▼

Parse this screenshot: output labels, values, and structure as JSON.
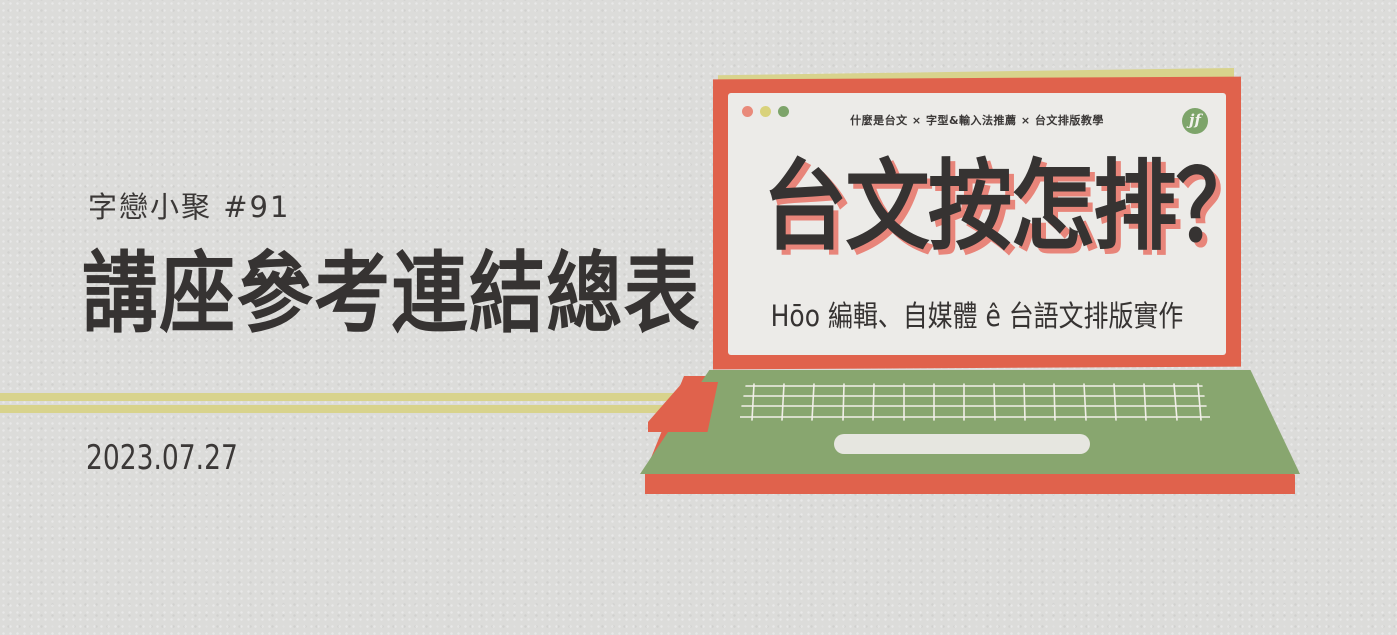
{
  "banner": {
    "series": "字戀小聚 #91",
    "title": "講座參考連結總表",
    "date": "2023.07.27"
  },
  "laptop": {
    "topics": "什麼是台文 × 字型&輸入法推薦 × 台文排版教學",
    "logo_text": "jf",
    "headline": "台文按怎排？",
    "subtitle": "Hōo 編輯、自媒體 ê 台語文排版實作",
    "window_dots": [
      "#e98a7a",
      "#d9d27b",
      "#7da46a"
    ]
  },
  "colors": {
    "background": "#dcdcda",
    "stripe": "#d8d38c",
    "laptop_red": "#e0624c",
    "laptop_green": "#88a66f",
    "ink": "#363332"
  },
  "icons": [
    "window-dot-red-icon",
    "window-dot-yellow-icon",
    "window-dot-green-icon",
    "jf-logo-icon",
    "laptop-illustration"
  ]
}
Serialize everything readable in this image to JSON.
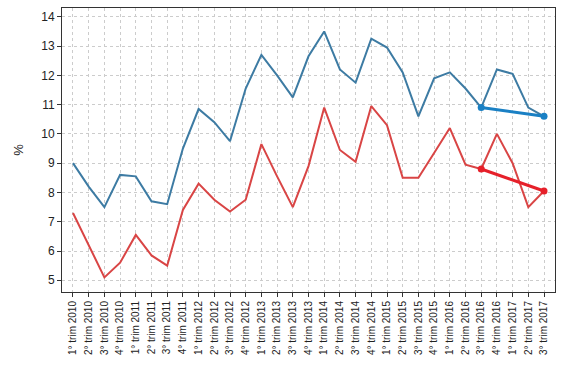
{
  "chart_data": {
    "type": "line",
    "y_label": "%",
    "categories": [
      "1° trim 2010",
      "2° trim 2010",
      "3° trim 2010",
      "4° trim 2010",
      "1° trim 2011",
      "2° trim 2011",
      "3° trim 2011",
      "4° trim 2011",
      "1° trim 2012",
      "2° trim 2012",
      "3° trim 2012",
      "4° trim 2012",
      "1° trim 2013",
      "2° trim 2013",
      "3° trim 2013",
      "4° trim 2013",
      "1° trim 2014",
      "2° trim 2014",
      "3° trim 2014",
      "4° trim 2014",
      "1° trim 2015",
      "2° trim 2015",
      "3° trim 2015",
      "4° trim 2015",
      "1° trim 2016",
      "2° trim 2016",
      "3° trim 2016",
      "4° trim 2016",
      "1° trim 2017",
      "2° trim 2017",
      "3° trim 2017"
    ],
    "series": [
      {
        "color": "#3d7ba3",
        "marker": "none",
        "line_style": "solid",
        "values": [
          9.0,
          8.2,
          7.5,
          8.6,
          8.55,
          7.7,
          7.6,
          9.5,
          10.85,
          10.4,
          9.75,
          11.55,
          12.7,
          12.0,
          11.25,
          12.65,
          13.5,
          12.2,
          11.75,
          13.25,
          12.95,
          12.1,
          10.6,
          11.9,
          12.1,
          11.55,
          10.9,
          12.2,
          12.05,
          10.9,
          10.6
        ]
      },
      {
        "color": "#d94545",
        "marker": "none",
        "line_style": "solid",
        "values": [
          7.3,
          6.2,
          5.1,
          5.6,
          6.55,
          5.85,
          5.5,
          7.4,
          8.3,
          7.75,
          7.35,
          7.75,
          9.65,
          8.55,
          7.5,
          8.9,
          10.9,
          9.45,
          9.05,
          10.95,
          10.3,
          8.5,
          8.5,
          9.35,
          10.2,
          8.95,
          8.8,
          10.0,
          9.0,
          7.5,
          8.05
        ]
      },
      {
        "color": "#1a80c4",
        "marker": "circle",
        "line_style": "bold",
        "values": [
          null,
          null,
          null,
          null,
          null,
          null,
          null,
          null,
          null,
          null,
          null,
          null,
          null,
          null,
          null,
          null,
          null,
          null,
          null,
          null,
          null,
          null,
          null,
          null,
          null,
          null,
          10.9,
          null,
          null,
          null,
          10.6
        ]
      },
      {
        "color": "#e6202a",
        "marker": "circle",
        "line_style": "bold",
        "values": [
          null,
          null,
          null,
          null,
          null,
          null,
          null,
          null,
          null,
          null,
          null,
          null,
          null,
          null,
          null,
          null,
          null,
          null,
          null,
          null,
          null,
          null,
          null,
          null,
          null,
          null,
          8.8,
          null,
          null,
          null,
          8.05
        ]
      }
    ],
    "ylim": [
      4.6,
      14.3
    ],
    "yticks": [
      5,
      6,
      7,
      8,
      9,
      10,
      11,
      12,
      13,
      14
    ],
    "grid": true
  }
}
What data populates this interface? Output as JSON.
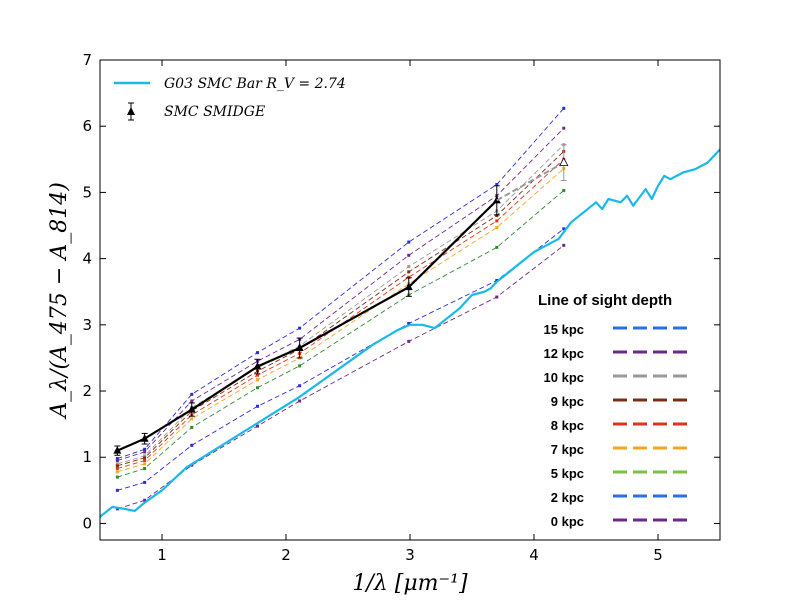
{
  "chart_data": {
    "type": "line",
    "xlabel": "1/λ [μm⁻¹]",
    "ylabel": "A_λ/(A_475 − A_814)",
    "xlim": [
      0.5,
      5.5
    ],
    "ylim": [
      -0.25,
      7
    ],
    "xticks": [
      1,
      2,
      3,
      4,
      5
    ],
    "yticks": [
      0,
      1,
      2,
      3,
      4,
      5,
      6,
      7
    ],
    "xtick_labels": [
      "1",
      "2",
      "3",
      "4",
      "5"
    ],
    "ytick_labels": [
      "0",
      "1",
      "2",
      "3",
      "4",
      "5",
      "6",
      "7"
    ],
    "grid": false,
    "legend": [
      {
        "label": "G03 SMC Bar R_V = 2.74",
        "color": "#19b9ec",
        "style": "line"
      },
      {
        "label": "SMC SMIDGE",
        "color": "#000000",
        "style": "errorbar-triangle"
      }
    ],
    "depth_legend": {
      "title": "Line of sight depth",
      "entries": [
        {
          "label": "15 kpc",
          "color": "#2b6fe8"
        },
        {
          "label": "12 kpc",
          "color": "#6b2a8a"
        },
        {
          "label": "10 kpc",
          "color": "#9a9a9a"
        },
        {
          "label": "9 kpc",
          "color": "#7a2e12"
        },
        {
          "label": "8 kpc",
          "color": "#e0321e"
        },
        {
          "label": "7 kpc",
          "color": "#f5a623"
        },
        {
          "label": "5 kpc",
          "color": "#7ac143"
        },
        {
          "label": "2 kpc",
          "color": "#2b6fe8"
        },
        {
          "label": "0 kpc",
          "color": "#6b2a8a"
        }
      ]
    },
    "g03_curve": {
      "color": "#19b9ec",
      "x": [
        0.5,
        0.6,
        0.7,
        0.78,
        0.85,
        1.0,
        1.2,
        1.5,
        1.8,
        2.1,
        2.4,
        2.7,
        2.9,
        3.0,
        3.1,
        3.2,
        3.3,
        3.4,
        3.5,
        3.6,
        3.65,
        3.7,
        3.8,
        3.9,
        4.0,
        4.1,
        4.2,
        4.3,
        4.4,
        4.5,
        4.55,
        4.6,
        4.7,
        4.75,
        4.8,
        4.9,
        4.95,
        5.0,
        5.05,
        5.1,
        5.15,
        5.2,
        5.3,
        5.4,
        5.45,
        5.5
      ],
      "y": [
        0.1,
        0.25,
        0.22,
        0.19,
        0.3,
        0.5,
        0.85,
        1.2,
        1.55,
        1.9,
        2.3,
        2.7,
        2.92,
        3.0,
        3.0,
        2.95,
        3.1,
        3.25,
        3.45,
        3.5,
        3.55,
        3.65,
        3.8,
        3.95,
        4.1,
        4.2,
        4.3,
        4.55,
        4.7,
        4.85,
        4.75,
        4.9,
        4.85,
        4.95,
        4.8,
        5.05,
        4.9,
        5.1,
        5.25,
        5.2,
        5.25,
        5.3,
        5.35,
        5.45,
        5.55,
        5.65
      ]
    },
    "smidge": {
      "color": "#000000",
      "x": [
        0.64,
        0.86,
        1.24,
        1.77,
        2.11,
        2.99,
        3.7
      ],
      "y": [
        1.1,
        1.28,
        1.72,
        2.37,
        2.65,
        3.57,
        4.88
      ],
      "yerr": [
        0.07,
        0.08,
        0.1,
        0.11,
        0.15,
        0.14,
        0.22
      ]
    },
    "smidge_extra": {
      "x": 4.24,
      "y": 5.45,
      "yerr": 0.27,
      "color": "#9a9a9a"
    },
    "model_x": [
      0.64,
      0.86,
      1.24,
      1.77,
      2.11,
      2.99,
      3.7,
      4.24
    ],
    "models": [
      {
        "name": "15 kpc",
        "color": "#2b2bd9",
        "y": [
          0.98,
          1.12,
          1.95,
          2.58,
          2.95,
          4.25,
          5.12,
          6.27
        ]
      },
      {
        "name": "12 kpc",
        "color": "#6b2a8a",
        "y": [
          0.95,
          1.08,
          1.85,
          2.45,
          2.78,
          4.05,
          4.95,
          5.97
        ]
      },
      {
        "name": "10 kpc",
        "color": "#9a9a9a",
        "y": [
          0.9,
          1.02,
          1.75,
          2.35,
          2.68,
          3.88,
          4.72,
          5.72
        ]
      },
      {
        "name": "9 kpc",
        "color": "#7a2e12",
        "y": [
          0.87,
          0.99,
          1.7,
          2.3,
          2.63,
          3.8,
          4.65,
          5.62
        ]
      },
      {
        "name": "8 kpc",
        "color": "#e0321e",
        "y": [
          0.83,
          0.95,
          1.64,
          2.24,
          2.57,
          3.72,
          4.57,
          5.5
        ]
      },
      {
        "name": "7 kpc",
        "color": "#f5a623",
        "y": [
          0.78,
          0.9,
          1.58,
          2.17,
          2.5,
          3.62,
          4.47,
          5.36
        ]
      },
      {
        "name": "5 kpc",
        "color": "#2e8b2e",
        "y": [
          0.7,
          0.83,
          1.45,
          2.05,
          2.38,
          3.45,
          4.17,
          5.03
        ]
      },
      {
        "name": "2 kpc",
        "color": "#2b2bd9",
        "y": [
          0.5,
          0.62,
          1.18,
          1.77,
          2.08,
          3.02,
          3.67,
          4.45
        ]
      },
      {
        "name": "0 kpc",
        "color": "#6b2a8a",
        "y": [
          0.22,
          0.35,
          0.88,
          1.47,
          1.85,
          2.75,
          3.42,
          4.2
        ]
      }
    ]
  }
}
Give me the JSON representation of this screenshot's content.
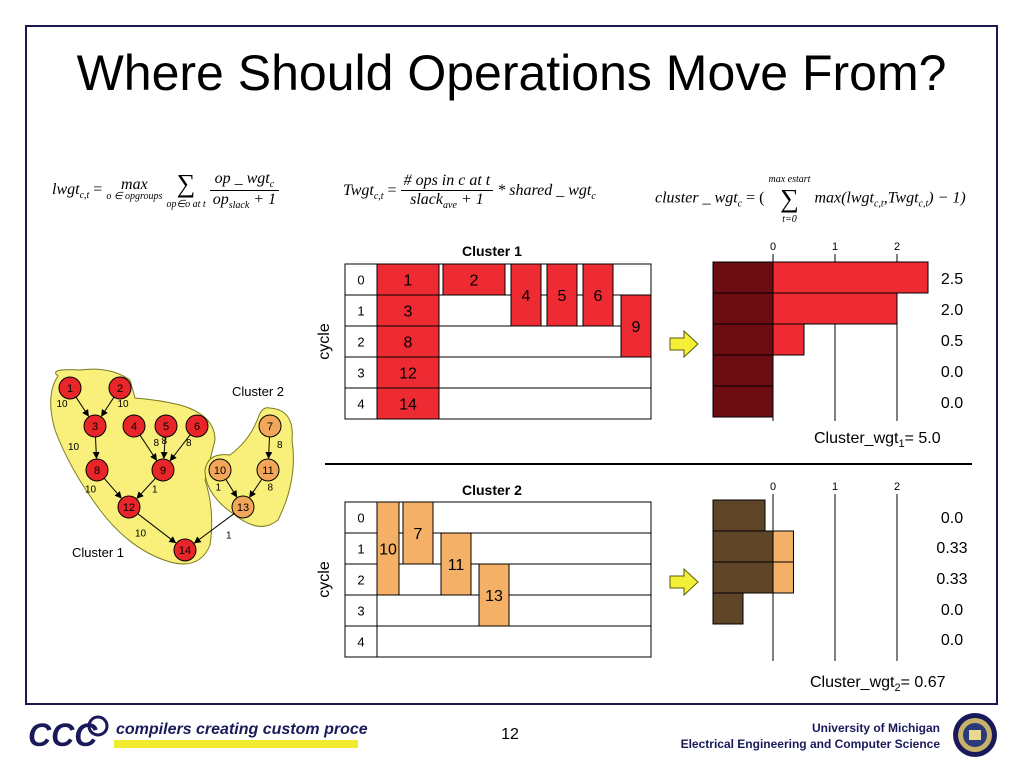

▲

Leave out every line without the string "this" and copy the rest.

Parse this screenshot: output labels, values, and structure as JSON.
Serialize everything readable in this image to JSON.
What data populates this interface? Output as JSON.
Give me the JSON representation of this screenshot's content.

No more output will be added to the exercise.